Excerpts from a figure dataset
_ _ _ _ _ _ _

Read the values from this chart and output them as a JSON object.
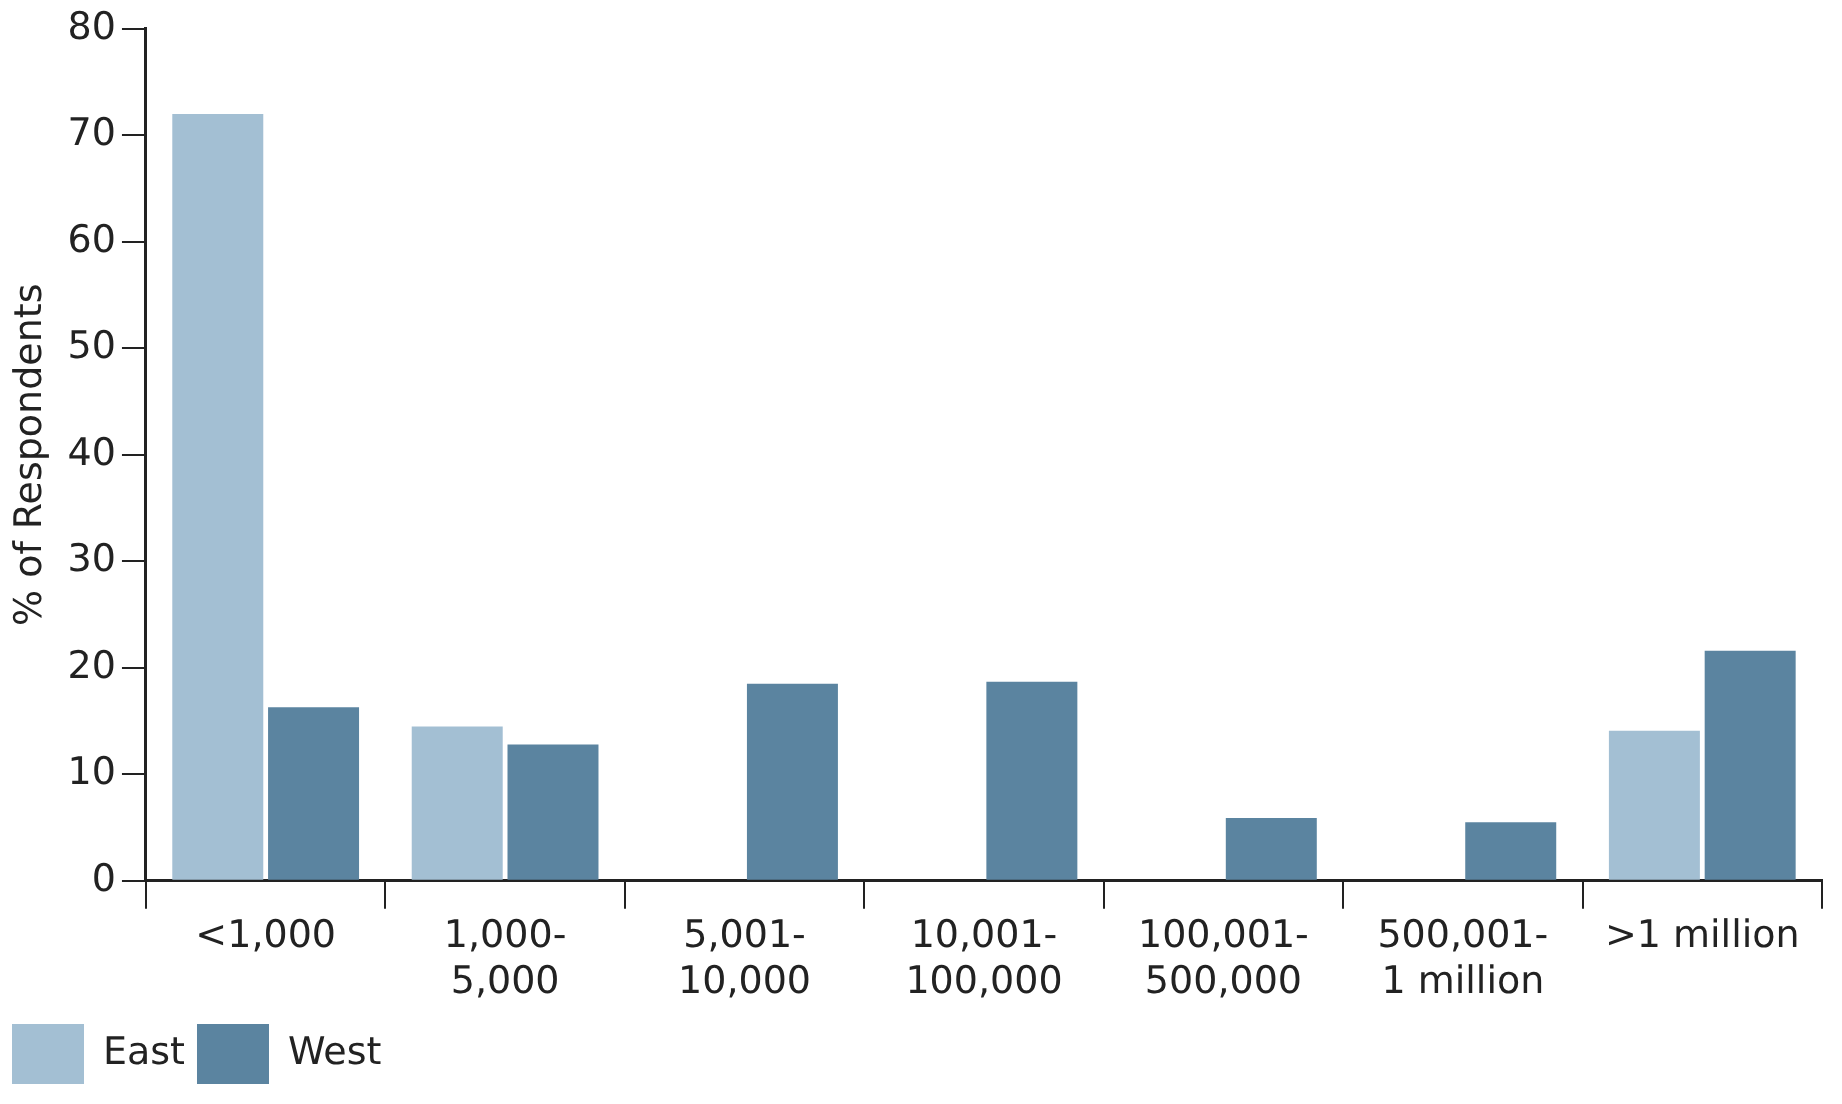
{
  "chart_data": {
    "type": "bar",
    "ylabel": "% of Respondents",
    "categories": [
      "<1,000",
      "1,000-\n5,000",
      "5,001-\n10,000",
      "10,001-\n100,000",
      "100,001-\n500,000",
      "500,001-\n1 million",
      ">1 million"
    ],
    "series": [
      {
        "name": "East",
        "color": "#a3bfd3",
        "values": [
          72,
          14.5,
          0,
          0,
          0,
          0,
          14.1
        ]
      },
      {
        "name": "West",
        "color": "#5b84a0",
        "values": [
          16.3,
          12.8,
          18.5,
          18.7,
          5.9,
          5.5,
          21.6
        ]
      }
    ],
    "ylim": [
      0,
      80
    ],
    "yticks": [
      0,
      10,
      20,
      30,
      40,
      50,
      60,
      70,
      80
    ],
    "grid": false,
    "legend": "bottom left"
  }
}
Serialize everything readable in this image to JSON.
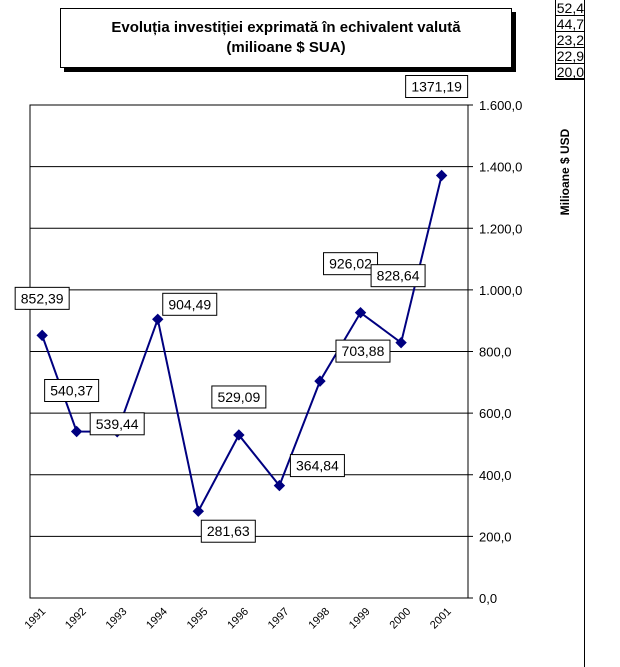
{
  "chart_data": {
    "type": "line",
    "title": "Evoluția investiției exprimată în echivalent valută",
    "subtitle": "(milioane $ SUA)",
    "ylabel": "Milioane $ USD",
    "xlabel": "",
    "ylim": [
      0,
      1600
    ],
    "y_ticks": [
      "0,0",
      "200,0",
      "400,0",
      "600,0",
      "800,0",
      "1.000,0",
      "1.200,0",
      "1.400,0",
      "1.600,0"
    ],
    "y_tick_values": [
      0,
      200,
      400,
      600,
      800,
      1000,
      1200,
      1400,
      1600
    ],
    "y_axis_side": "right",
    "grid": true,
    "legend": "none",
    "categories": [
      "1991",
      "1992",
      "1993",
      "1994",
      "1995",
      "1996",
      "1997",
      "1998",
      "1999",
      "2000",
      "2001"
    ],
    "x_positions": [
      1991,
      1992,
      1993,
      1994,
      1995,
      1996,
      1997,
      1998,
      1999,
      2000,
      2001
    ],
    "point_x": [
      1991,
      1991.85,
      1992.85,
      1993.85,
      1994.85,
      1995.85,
      1996.85,
      1997.85,
      1998.85,
      1999.85,
      2000.85
    ],
    "series": [
      {
        "values": [
          852.39,
          540.37,
          539.44,
          904.49,
          281.63,
          529.09,
          364.84,
          703.88,
          926.02,
          828.64,
          1371.19
        ],
        "labels": [
          "852,39",
          "540,37",
          "539,44",
          "904,49",
          "281,63",
          "529,09",
          "364,84",
          "703,88",
          "926,02",
          "828,64",
          "1371,19"
        ],
        "color": "#000080"
      }
    ]
  },
  "side_table": [
    "52,4",
    "44,7",
    "23,2",
    "22,9",
    "20,0"
  ]
}
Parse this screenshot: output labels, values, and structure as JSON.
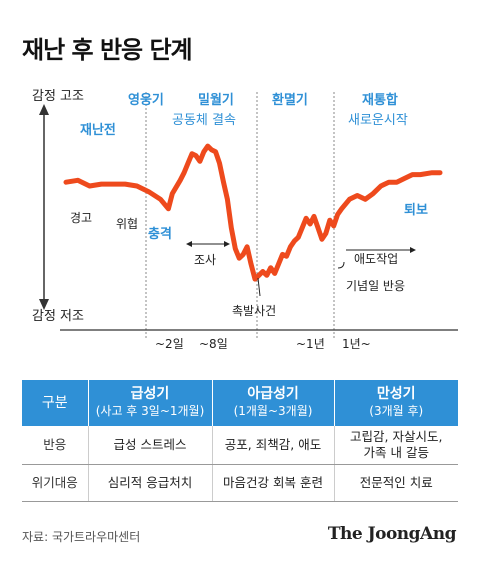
{
  "title": "재난 후 반응 단계",
  "chart_data": {
    "type": "line",
    "title": "재난 후 반응 단계",
    "y_axis": {
      "top_label": "감정 고조",
      "bottom_label": "감정 저조"
    },
    "x_ticks": [
      "~2일",
      "~8일",
      "~1년",
      "1년~"
    ],
    "phases": [
      {
        "name": "재난전",
        "subtitle": ""
      },
      {
        "name": "영웅기",
        "subtitle": ""
      },
      {
        "name": "밀월기",
        "subtitle": "공동체 결속"
      },
      {
        "name": "환멸기",
        "subtitle": ""
      },
      {
        "name": "재통합",
        "subtitle": "새로운시작"
      }
    ],
    "series": [
      {
        "values": [
          [
            0,
            62
          ],
          [
            3,
            63
          ],
          [
            6,
            60
          ],
          [
            9,
            61
          ],
          [
            12,
            61
          ],
          [
            15,
            61
          ],
          [
            18,
            60
          ],
          [
            21,
            57
          ],
          [
            24,
            53
          ],
          [
            26,
            48
          ],
          [
            27,
            56
          ],
          [
            29,
            63
          ],
          [
            30,
            67
          ],
          [
            31,
            72
          ],
          [
            32,
            77
          ],
          [
            33,
            76
          ],
          [
            34,
            73
          ],
          [
            35,
            78
          ],
          [
            36,
            81
          ],
          [
            37,
            79
          ],
          [
            38,
            78
          ],
          [
            39,
            72
          ],
          [
            40,
            62
          ],
          [
            41,
            53
          ],
          [
            42,
            38
          ],
          [
            43,
            27
          ],
          [
            44,
            22
          ],
          [
            45,
            24
          ],
          [
            46,
            28
          ],
          [
            47,
            19
          ],
          [
            48,
            11
          ],
          [
            49,
            13
          ],
          [
            50,
            15
          ],
          [
            51,
            13
          ],
          [
            52,
            17
          ],
          [
            53,
            14
          ],
          [
            54,
            19
          ],
          [
            55,
            24
          ],
          [
            56,
            23
          ],
          [
            57,
            28
          ],
          [
            58,
            31
          ],
          [
            59,
            33
          ],
          [
            60,
            38
          ],
          [
            61,
            43
          ],
          [
            62,
            40
          ],
          [
            63,
            44
          ],
          [
            64,
            38
          ],
          [
            65,
            32
          ],
          [
            66,
            35
          ],
          [
            67,
            42
          ],
          [
            68,
            39
          ],
          [
            69,
            45
          ],
          [
            70,
            48
          ],
          [
            72,
            53
          ],
          [
            74,
            55
          ],
          [
            76,
            53
          ],
          [
            78,
            56
          ],
          [
            80,
            60
          ],
          [
            82,
            62
          ],
          [
            84,
            62
          ],
          [
            86,
            64
          ],
          [
            88,
            66
          ],
          [
            90,
            66
          ],
          [
            93,
            67
          ],
          [
            95,
            67
          ]
        ]
      }
    ],
    "annotations": [
      "경고",
      "위협",
      "충격",
      "조사",
      "촉발사건",
      "애도작업",
      "기념일 반응",
      "퇴보"
    ],
    "colors": {
      "line": "#ee4a1d",
      "accent": "#2f90d6",
      "text": "#222222"
    }
  },
  "table": {
    "headers": [
      {
        "main": "구분",
        "sub": ""
      },
      {
        "main": "급성기",
        "sub": "(사고 후 3일~1개월)"
      },
      {
        "main": "아급성기",
        "sub": "(1개월~3개월)"
      },
      {
        "main": "만성기",
        "sub": "(3개월 후)"
      }
    ],
    "rows": [
      [
        "반응",
        "급성 스트레스",
        "공포, 죄책감, 애도",
        "고립감, 자살시도,\n가족 내 갈등"
      ],
      [
        "위기대응",
        "심리적 응급처치",
        "마음건강 회복 훈련",
        "전문적인 치료"
      ]
    ]
  },
  "source": "자료: 국가트라우마센터",
  "brand": "The JoongAng"
}
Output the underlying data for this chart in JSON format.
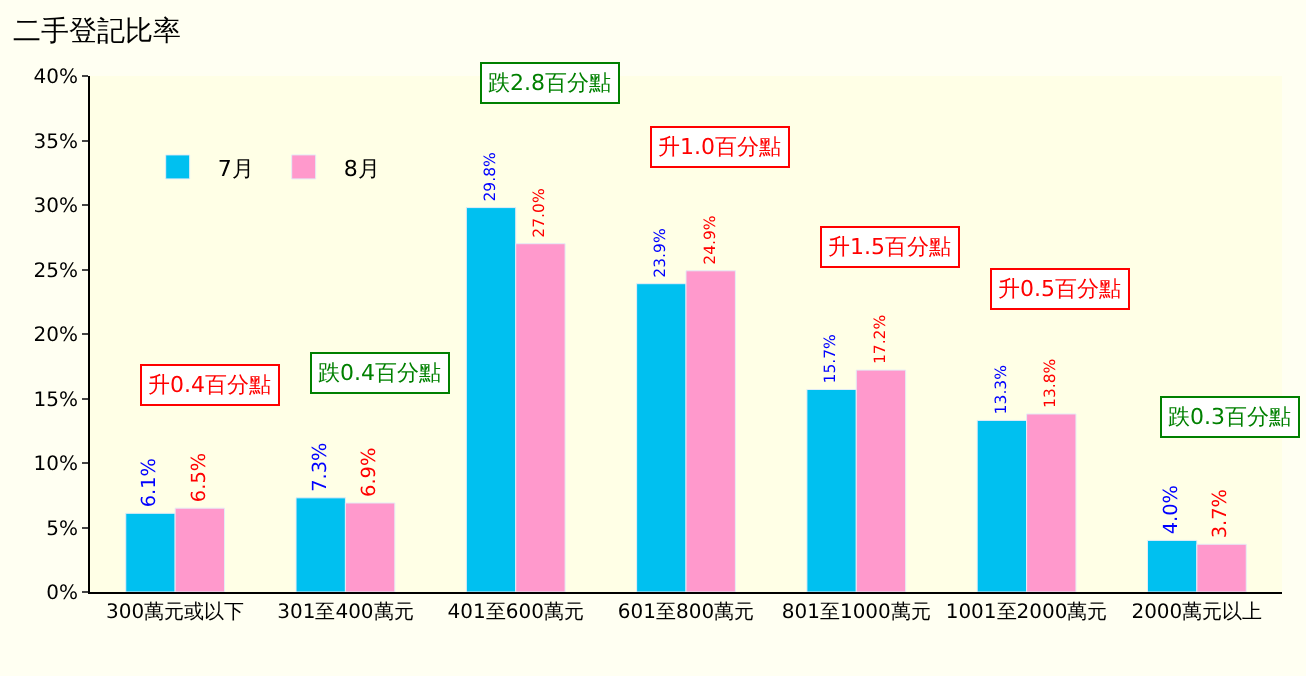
{
  "chart_data": {
    "type": "bar",
    "title": "二手登記比率",
    "categories": [
      "300萬元或以下",
      "301至400萬元",
      "401至600萬元",
      "601至800萬元",
      "801至1000萬元",
      "1001至2000萬元",
      "2000萬元以上"
    ],
    "series": [
      {
        "name": "7月",
        "color": "#00c0f0",
        "values": [
          6.1,
          7.3,
          29.8,
          23.9,
          15.7,
          13.3,
          4.0
        ],
        "value_labels": [
          "6.1%",
          "7.3%",
          "29.8%",
          "23.9%",
          "15.7%",
          "13.3%",
          "4.0%"
        ]
      },
      {
        "name": "8月",
        "color": "#ff99cc",
        "values": [
          6.5,
          6.9,
          27.0,
          24.9,
          17.2,
          13.8,
          3.7
        ],
        "value_labels": [
          "6.5%",
          "6.9%",
          "27.0%",
          "24.9%",
          "17.2%",
          "13.8%",
          "3.7%"
        ]
      }
    ],
    "ylim": [
      0,
      40
    ],
    "yticks": [
      {
        "value": 0,
        "label": "0%"
      },
      {
        "value": 5,
        "label": "5%"
      },
      {
        "value": 10,
        "label": "10%"
      },
      {
        "value": 15,
        "label": "15%"
      },
      {
        "value": 20,
        "label": "20%"
      },
      {
        "value": 25,
        "label": "25%"
      },
      {
        "value": 30,
        "label": "30%"
      },
      {
        "value": 35,
        "label": "35%"
      },
      {
        "value": 40,
        "label": "40%"
      }
    ],
    "annotations": [
      "升0.4百分點",
      "跌0.4百分點",
      "跌2.8百分點",
      "升1.0百分點",
      "升1.5百分點",
      "升0.5百分點",
      "跌0.3百分點"
    ],
    "legend": "top left",
    "grid": false
  }
}
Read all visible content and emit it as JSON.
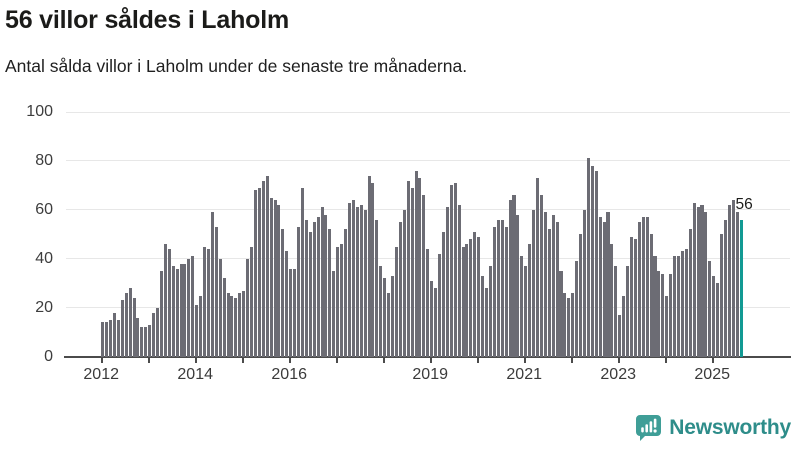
{
  "header": {
    "title": "56 villor såldes i Laholm",
    "subtitle": "Antal sålda villor i Laholm under de senaste tre månaderna."
  },
  "chart_data": {
    "type": "bar",
    "title": "56 villor såldes i Laholm",
    "x_start_month": "2012-01",
    "x_end_month": "2025-08",
    "values": [
      14,
      14,
      15,
      18,
      15,
      23,
      26,
      28,
      24,
      16,
      12,
      12,
      13,
      18,
      20,
      35,
      46,
      44,
      37,
      36,
      38,
      38,
      40,
      41,
      21,
      25,
      45,
      44,
      59,
      53,
      40,
      32,
      26,
      25,
      24,
      26,
      27,
      40,
      45,
      68,
      69,
      72,
      74,
      65,
      64,
      62,
      52,
      43,
      36,
      36,
      53,
      69,
      56,
      51,
      55,
      57,
      61,
      58,
      52,
      35,
      45,
      46,
      52,
      63,
      64,
      61,
      62,
      60,
      74,
      71,
      56,
      37,
      32,
      26,
      33,
      45,
      55,
      60,
      72,
      69,
      76,
      73,
      66,
      44,
      31,
      28,
      42,
      51,
      61,
      70,
      71,
      62,
      45,
      46,
      48,
      51,
      49,
      33,
      28,
      37,
      53,
      56,
      56,
      53,
      64,
      66,
      58,
      41,
      37,
      46,
      60,
      73,
      66,
      59,
      52,
      58,
      55,
      35,
      26,
      24,
      26,
      39,
      50,
      60,
      81,
      78,
      76,
      57,
      55,
      59,
      46,
      37,
      17,
      25,
      37,
      49,
      48,
      55,
      57,
      57,
      50,
      41,
      35,
      34,
      25,
      34,
      41,
      41,
      43,
      44,
      52,
      63,
      61,
      62,
      59,
      39,
      33,
      30,
      50,
      56,
      62,
      64,
      59,
      56
    ],
    "ylim": [
      0,
      100
    ],
    "yticks": [
      0,
      20,
      40,
      60,
      80,
      100
    ],
    "xtick_years_all": [
      2012,
      2013,
      2014,
      2015,
      2016,
      2017,
      2018,
      2019,
      2020,
      2021,
      2022,
      2023,
      2024,
      2025
    ],
    "xtick_years_labeled": [
      2012,
      2014,
      2016,
      2019,
      2021,
      2023,
      2025
    ],
    "grid": true,
    "legend": "none",
    "bar_color": "#6c6c74",
    "highlight": {
      "index": 163,
      "value": 56,
      "label": "56",
      "color": "#129a93"
    }
  },
  "branding": {
    "logo_text": "Newsworthy",
    "logo_color": "#2e8d8a",
    "logo_icon": "speech-bubble-bar-chart-icon"
  }
}
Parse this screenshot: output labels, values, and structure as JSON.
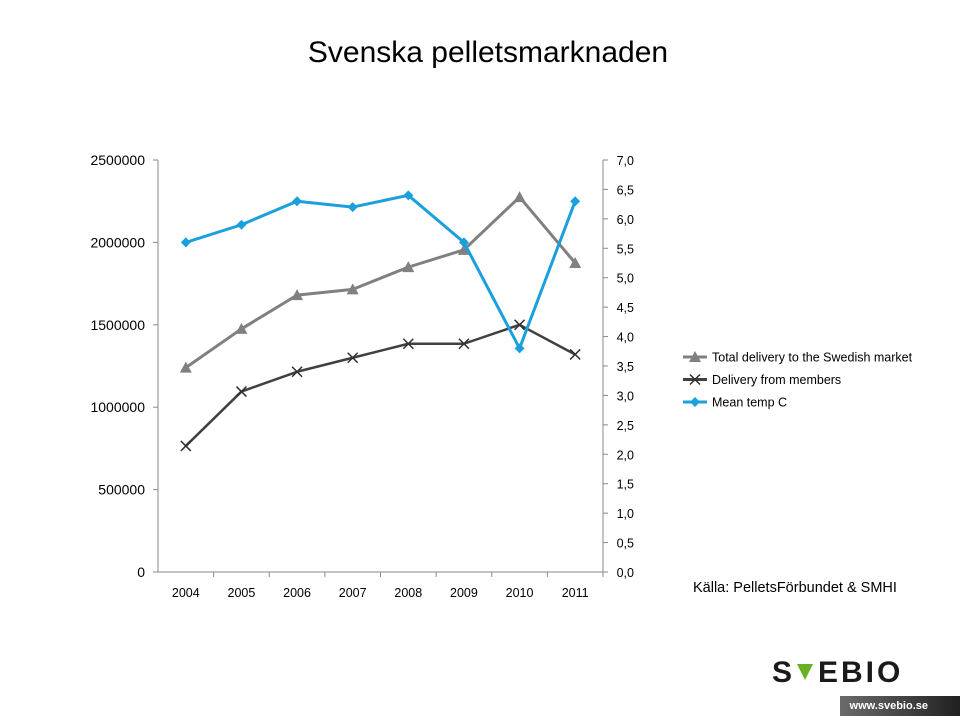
{
  "title": "Svenska pelletsmarknaden",
  "source": "Källa: PelletsFörbundet & SMHI",
  "logo_text": "SVEBIO",
  "website": "www.svebio.se",
  "colors": {
    "total": "#808080",
    "members": "#404040",
    "temp": "#1aa0dc",
    "logo_green": "#6ab023",
    "logo_dark": "#1a1a1a"
  },
  "chart_data": {
    "type": "line",
    "categories": [
      "2004",
      "2005",
      "2006",
      "2007",
      "2008",
      "2009",
      "2010",
      "2011"
    ],
    "y_left": {
      "ticks": [
        "0",
        "500000",
        "1000000",
        "1500000",
        "2000000",
        "2500000"
      ],
      "ylim": [
        0,
        2500000
      ]
    },
    "y_right": {
      "ticks": [
        "0,0",
        "0,5",
        "1,0",
        "1,5",
        "2,0",
        "2,5",
        "3,0",
        "3,5",
        "4,0",
        "4,5",
        "5,0",
        "5,5",
        "6,0",
        "6,5",
        "7,0"
      ],
      "ylim": [
        0,
        7.0
      ]
    },
    "grid": false,
    "legend_position": "right",
    "series": [
      {
        "name": "Total delivery to the Swedish market",
        "axis": "left",
        "marker": "triangle",
        "color_key": "total",
        "values": [
          1240000,
          1475000,
          1680000,
          1715000,
          1850000,
          1955000,
          2275000,
          1875000
        ]
      },
      {
        "name": "Delivery from  members",
        "axis": "left",
        "marker": "x",
        "color_key": "members",
        "values": [
          765000,
          1095000,
          1215000,
          1300000,
          1385000,
          1385000,
          1500000,
          1320000
        ]
      },
      {
        "name": "Mean temp C",
        "axis": "right",
        "marker": "diamond",
        "color_key": "temp",
        "values": [
          5.6,
          5.9,
          6.3,
          6.2,
          6.4,
          5.6,
          3.8,
          6.3
        ]
      }
    ]
  }
}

_ _ _ _ _ _ _

● GIVEN INSTRUCTION: Identify the lines that hold the word "ylabel". Copy every one of them.

● SOLUTION TO THIS PROBLEM:
    "ylabel": "% of Respondents",
    "ylabel": "Milioane $ USD",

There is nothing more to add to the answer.